Extrait à lire:

Des ouvrages rares pour la plupart, ou en création, mais montés telles des
comédies musicales, de Broadway à Bollywood, ou retravaillés pour les plus
connus, comme le Couronnement de Poppée
de Monteverdi revu façon pop-rock sous le titre Pop’pea. Après les Fées
de Wagner, Padmavâtî de Roussel, Orlando paladino de Haydn, ou les Paladins de Rameau, c’est au tour de
Il re pastore (Le roi berger) de Mozart.

Consigne 1: Recopiez le passage sur les opéras mis en scène, de « Des ouvrages rares » jusqu'à « berger) de Mozart. », en remplaçant « Monteverdi » par « Cavalli ».
Consigne 2: Résumez en deux phrases l'extrait sur les opéras mis en scène.

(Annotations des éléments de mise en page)
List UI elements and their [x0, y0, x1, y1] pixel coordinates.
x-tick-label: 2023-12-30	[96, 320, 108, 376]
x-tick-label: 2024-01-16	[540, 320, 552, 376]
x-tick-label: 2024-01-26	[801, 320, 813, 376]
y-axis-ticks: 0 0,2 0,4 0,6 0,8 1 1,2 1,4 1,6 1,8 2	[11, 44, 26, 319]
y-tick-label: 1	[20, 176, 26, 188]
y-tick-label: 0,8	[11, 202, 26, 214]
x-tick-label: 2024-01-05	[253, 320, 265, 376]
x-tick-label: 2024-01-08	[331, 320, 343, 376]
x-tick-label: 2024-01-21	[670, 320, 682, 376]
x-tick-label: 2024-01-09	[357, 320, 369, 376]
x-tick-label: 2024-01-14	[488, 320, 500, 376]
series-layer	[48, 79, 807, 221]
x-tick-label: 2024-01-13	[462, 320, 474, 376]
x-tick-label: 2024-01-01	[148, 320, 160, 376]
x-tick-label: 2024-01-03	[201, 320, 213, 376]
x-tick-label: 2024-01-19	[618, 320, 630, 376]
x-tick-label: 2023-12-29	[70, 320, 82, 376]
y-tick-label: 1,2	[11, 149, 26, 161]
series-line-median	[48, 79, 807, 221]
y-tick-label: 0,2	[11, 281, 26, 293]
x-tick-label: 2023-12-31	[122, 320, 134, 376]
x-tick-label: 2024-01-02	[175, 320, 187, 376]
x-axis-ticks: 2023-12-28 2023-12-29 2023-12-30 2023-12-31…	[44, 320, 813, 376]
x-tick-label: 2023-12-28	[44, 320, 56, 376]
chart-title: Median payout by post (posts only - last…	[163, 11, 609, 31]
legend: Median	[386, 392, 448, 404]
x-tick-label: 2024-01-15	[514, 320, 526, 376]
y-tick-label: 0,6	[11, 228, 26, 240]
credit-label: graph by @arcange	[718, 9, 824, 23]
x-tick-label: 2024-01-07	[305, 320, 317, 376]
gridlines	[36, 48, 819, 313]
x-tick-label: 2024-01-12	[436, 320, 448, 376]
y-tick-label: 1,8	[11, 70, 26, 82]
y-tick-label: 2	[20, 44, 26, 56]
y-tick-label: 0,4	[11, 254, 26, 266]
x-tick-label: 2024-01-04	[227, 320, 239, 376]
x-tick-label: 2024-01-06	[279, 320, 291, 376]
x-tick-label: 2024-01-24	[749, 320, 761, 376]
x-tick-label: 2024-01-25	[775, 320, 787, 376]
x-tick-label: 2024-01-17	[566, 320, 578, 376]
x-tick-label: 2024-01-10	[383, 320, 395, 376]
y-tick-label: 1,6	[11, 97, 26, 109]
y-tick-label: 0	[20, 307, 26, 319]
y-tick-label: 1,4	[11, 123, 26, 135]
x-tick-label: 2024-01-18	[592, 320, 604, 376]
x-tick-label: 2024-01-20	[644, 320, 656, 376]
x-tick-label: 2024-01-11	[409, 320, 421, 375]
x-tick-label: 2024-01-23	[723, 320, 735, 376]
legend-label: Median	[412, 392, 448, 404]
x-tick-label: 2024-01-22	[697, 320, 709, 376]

Réponse 1:
Des ouvrages rares pour la plupart, ou en création, mais montés telles des
comédies musicales, de Broadway à Bollywood, ou retravaillés pour les plus
connus, comme le Couronnement de Poppée
de Cavalli revu façon pop-rock sous le titre Pop’pea. Après les Fées
de Wagner, Padmavâtî de Roussel, Orlando paladino de Haydn, ou les Paladins de Rameau, c’est au tour de
Il re pastore (Le roi berger) de Mozart.

Réponse 2: Il s'agit surtout d'ouvrages rares ou en création, montés comme des comédies musicales de Broadway à Bollywood, tandis que les plus connus sont retravaillés, comme le Couronnement de Poppée de Monteverdi devenu Pop'pea en version pop-rock. Après les Fées de Wagner, Padmavâtî de Roussel, Orlando paladino de Haydn et les Paladins de Rameau, c'est au tour d'Il re pastore de Mozart.